What is being asked — Your task is to count the lines of the entries below that include the word "name" and to give only the resulting number.

Rows from a figure dataset

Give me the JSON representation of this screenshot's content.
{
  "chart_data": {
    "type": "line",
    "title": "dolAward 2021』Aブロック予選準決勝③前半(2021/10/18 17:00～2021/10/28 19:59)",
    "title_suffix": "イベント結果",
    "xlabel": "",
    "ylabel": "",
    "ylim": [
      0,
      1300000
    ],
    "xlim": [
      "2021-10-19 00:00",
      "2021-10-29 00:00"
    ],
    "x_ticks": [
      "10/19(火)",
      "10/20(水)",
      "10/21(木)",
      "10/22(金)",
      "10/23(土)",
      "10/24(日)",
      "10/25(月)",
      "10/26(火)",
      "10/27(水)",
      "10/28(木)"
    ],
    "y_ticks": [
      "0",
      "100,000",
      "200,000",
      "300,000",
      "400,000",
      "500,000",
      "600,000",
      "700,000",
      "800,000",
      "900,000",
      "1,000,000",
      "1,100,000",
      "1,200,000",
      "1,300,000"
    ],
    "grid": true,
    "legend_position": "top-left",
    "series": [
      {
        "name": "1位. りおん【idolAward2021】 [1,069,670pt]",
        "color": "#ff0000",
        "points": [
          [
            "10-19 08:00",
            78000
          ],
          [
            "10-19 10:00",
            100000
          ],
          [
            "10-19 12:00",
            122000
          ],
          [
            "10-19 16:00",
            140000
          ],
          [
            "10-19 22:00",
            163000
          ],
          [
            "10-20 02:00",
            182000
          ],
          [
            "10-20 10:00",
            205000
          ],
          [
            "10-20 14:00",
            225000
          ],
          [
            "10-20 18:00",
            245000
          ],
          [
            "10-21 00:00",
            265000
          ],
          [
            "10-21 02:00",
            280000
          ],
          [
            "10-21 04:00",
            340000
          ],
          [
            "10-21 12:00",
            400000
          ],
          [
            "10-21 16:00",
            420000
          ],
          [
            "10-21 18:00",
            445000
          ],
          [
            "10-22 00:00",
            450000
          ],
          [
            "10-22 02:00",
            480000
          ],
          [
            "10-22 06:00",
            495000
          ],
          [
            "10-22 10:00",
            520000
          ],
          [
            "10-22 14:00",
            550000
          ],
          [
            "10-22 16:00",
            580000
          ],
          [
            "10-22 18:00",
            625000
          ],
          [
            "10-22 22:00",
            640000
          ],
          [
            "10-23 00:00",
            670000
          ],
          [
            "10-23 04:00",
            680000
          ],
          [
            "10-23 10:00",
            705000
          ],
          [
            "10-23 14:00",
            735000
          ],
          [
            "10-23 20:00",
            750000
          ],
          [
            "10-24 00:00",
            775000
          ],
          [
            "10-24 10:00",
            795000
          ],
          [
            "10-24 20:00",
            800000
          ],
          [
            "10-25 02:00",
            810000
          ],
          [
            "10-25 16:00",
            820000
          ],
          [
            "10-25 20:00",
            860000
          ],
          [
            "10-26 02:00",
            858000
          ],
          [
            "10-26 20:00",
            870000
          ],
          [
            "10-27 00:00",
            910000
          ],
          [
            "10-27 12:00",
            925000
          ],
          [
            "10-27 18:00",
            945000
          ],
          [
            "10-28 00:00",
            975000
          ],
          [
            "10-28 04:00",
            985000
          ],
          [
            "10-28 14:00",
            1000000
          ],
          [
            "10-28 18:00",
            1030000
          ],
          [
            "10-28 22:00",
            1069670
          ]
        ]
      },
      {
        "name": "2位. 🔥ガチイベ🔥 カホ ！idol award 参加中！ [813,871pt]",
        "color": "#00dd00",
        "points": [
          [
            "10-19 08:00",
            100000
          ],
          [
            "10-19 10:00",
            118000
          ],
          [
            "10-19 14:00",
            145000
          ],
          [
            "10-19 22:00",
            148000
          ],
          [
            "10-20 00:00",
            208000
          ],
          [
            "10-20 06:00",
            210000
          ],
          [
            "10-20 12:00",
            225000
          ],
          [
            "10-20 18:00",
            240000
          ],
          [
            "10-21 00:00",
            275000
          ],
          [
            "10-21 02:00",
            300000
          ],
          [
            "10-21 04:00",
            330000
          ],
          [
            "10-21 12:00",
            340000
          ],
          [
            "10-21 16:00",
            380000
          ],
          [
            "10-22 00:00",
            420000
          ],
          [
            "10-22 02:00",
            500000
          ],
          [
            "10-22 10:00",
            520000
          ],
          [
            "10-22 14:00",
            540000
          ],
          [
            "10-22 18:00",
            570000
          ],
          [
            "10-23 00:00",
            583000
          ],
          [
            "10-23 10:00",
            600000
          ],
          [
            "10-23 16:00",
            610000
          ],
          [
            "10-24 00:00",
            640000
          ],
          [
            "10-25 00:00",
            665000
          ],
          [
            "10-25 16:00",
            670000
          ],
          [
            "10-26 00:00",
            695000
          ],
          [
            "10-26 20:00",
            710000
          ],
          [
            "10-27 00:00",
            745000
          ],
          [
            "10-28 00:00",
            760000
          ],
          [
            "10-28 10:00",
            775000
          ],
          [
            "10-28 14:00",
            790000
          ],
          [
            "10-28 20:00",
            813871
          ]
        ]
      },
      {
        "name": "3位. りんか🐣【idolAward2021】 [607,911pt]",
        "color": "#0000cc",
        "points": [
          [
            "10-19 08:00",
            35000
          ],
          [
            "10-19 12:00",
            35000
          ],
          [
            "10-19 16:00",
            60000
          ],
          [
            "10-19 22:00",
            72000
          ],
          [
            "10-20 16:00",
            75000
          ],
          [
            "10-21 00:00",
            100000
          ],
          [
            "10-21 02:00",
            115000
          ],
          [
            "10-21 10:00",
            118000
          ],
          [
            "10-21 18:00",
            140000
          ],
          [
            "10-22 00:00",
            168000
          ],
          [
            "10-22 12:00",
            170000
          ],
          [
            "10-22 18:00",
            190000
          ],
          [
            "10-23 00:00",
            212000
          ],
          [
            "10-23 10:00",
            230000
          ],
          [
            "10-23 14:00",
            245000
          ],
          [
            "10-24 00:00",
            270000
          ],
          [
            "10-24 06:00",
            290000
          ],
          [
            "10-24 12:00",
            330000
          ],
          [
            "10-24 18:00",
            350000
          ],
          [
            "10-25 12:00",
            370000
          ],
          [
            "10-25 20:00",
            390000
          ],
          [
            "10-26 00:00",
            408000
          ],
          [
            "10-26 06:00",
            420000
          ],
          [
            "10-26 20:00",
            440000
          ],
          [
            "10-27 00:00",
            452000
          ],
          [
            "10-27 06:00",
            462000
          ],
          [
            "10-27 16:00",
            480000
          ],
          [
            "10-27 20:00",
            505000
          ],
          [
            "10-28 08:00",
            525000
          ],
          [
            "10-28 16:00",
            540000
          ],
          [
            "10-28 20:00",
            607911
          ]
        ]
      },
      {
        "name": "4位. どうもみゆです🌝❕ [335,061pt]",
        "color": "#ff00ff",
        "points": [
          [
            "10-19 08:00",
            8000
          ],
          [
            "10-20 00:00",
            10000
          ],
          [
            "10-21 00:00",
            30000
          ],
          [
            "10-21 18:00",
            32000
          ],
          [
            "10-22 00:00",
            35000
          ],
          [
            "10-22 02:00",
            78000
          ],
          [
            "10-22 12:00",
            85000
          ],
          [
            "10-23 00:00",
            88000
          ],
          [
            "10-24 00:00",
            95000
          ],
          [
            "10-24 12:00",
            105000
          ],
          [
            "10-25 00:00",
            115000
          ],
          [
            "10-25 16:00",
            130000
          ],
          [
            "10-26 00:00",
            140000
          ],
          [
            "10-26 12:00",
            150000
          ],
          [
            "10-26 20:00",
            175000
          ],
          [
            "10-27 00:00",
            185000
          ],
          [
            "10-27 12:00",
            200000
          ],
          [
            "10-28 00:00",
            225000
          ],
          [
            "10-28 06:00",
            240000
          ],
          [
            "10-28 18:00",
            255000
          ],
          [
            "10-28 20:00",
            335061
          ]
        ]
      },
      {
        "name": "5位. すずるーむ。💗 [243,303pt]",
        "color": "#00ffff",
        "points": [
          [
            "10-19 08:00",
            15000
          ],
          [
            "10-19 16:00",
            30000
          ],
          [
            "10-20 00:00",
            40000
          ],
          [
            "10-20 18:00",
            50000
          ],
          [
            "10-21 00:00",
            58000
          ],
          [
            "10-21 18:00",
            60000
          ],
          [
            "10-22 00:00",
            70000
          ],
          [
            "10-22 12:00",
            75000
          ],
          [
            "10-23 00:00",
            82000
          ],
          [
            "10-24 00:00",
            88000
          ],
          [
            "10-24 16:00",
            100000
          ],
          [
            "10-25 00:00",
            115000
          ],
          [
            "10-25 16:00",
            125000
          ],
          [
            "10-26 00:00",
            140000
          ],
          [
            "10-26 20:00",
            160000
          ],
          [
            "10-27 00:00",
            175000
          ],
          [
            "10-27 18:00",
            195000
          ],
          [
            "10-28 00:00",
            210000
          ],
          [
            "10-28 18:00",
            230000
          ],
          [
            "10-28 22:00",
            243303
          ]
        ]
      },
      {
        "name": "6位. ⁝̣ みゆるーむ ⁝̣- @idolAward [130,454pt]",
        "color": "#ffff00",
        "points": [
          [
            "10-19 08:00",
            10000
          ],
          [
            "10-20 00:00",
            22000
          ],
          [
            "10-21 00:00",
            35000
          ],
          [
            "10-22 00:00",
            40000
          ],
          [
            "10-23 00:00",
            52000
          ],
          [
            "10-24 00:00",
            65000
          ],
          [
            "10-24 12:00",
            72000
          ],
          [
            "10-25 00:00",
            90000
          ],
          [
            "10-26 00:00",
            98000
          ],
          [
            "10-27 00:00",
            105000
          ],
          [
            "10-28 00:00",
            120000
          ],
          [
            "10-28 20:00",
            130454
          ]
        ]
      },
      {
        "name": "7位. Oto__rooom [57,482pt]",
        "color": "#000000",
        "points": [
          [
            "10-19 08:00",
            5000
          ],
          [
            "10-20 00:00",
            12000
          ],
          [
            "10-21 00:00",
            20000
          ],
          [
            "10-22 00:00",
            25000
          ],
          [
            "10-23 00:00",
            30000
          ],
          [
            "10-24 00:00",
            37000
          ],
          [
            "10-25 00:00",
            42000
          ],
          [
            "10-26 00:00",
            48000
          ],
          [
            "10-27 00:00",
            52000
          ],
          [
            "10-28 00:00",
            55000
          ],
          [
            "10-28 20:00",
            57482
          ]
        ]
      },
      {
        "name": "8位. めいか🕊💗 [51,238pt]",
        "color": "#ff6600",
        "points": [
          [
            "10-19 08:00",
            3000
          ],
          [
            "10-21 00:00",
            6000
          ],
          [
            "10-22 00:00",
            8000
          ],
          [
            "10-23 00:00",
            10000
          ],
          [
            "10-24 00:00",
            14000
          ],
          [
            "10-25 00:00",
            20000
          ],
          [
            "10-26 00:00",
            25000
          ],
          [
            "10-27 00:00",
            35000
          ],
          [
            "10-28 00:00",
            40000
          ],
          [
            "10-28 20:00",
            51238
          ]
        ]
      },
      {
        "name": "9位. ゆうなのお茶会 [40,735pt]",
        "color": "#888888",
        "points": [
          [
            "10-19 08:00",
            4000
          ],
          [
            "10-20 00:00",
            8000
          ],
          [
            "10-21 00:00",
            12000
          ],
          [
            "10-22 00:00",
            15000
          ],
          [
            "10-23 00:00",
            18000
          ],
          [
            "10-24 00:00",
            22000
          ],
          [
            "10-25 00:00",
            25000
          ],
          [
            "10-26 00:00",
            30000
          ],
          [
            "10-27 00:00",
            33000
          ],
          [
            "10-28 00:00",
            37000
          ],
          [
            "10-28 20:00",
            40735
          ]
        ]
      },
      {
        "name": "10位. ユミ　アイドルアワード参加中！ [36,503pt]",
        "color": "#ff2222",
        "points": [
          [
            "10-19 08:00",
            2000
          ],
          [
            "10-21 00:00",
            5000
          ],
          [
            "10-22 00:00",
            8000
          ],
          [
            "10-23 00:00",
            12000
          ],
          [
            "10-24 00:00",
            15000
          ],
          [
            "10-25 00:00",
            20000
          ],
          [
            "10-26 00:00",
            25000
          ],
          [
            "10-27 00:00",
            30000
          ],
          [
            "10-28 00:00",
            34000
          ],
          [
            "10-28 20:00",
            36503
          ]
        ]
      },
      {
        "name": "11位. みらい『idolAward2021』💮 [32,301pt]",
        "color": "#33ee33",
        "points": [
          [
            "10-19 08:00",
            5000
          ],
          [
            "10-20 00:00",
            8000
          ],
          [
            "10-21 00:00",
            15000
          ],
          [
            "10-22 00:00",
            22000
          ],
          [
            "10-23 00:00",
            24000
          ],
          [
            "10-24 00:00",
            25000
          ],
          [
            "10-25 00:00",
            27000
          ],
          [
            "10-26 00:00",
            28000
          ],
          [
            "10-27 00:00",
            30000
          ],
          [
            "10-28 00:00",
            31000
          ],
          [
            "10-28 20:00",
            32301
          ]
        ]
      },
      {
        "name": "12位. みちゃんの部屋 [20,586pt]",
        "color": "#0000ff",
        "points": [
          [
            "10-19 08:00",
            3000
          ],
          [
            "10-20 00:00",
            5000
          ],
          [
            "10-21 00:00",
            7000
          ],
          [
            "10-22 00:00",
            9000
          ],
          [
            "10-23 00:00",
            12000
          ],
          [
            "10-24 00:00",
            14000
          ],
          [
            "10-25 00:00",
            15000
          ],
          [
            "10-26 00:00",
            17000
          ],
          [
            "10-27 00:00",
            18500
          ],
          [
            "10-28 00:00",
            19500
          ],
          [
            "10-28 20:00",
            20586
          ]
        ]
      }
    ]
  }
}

Exercise answer — 12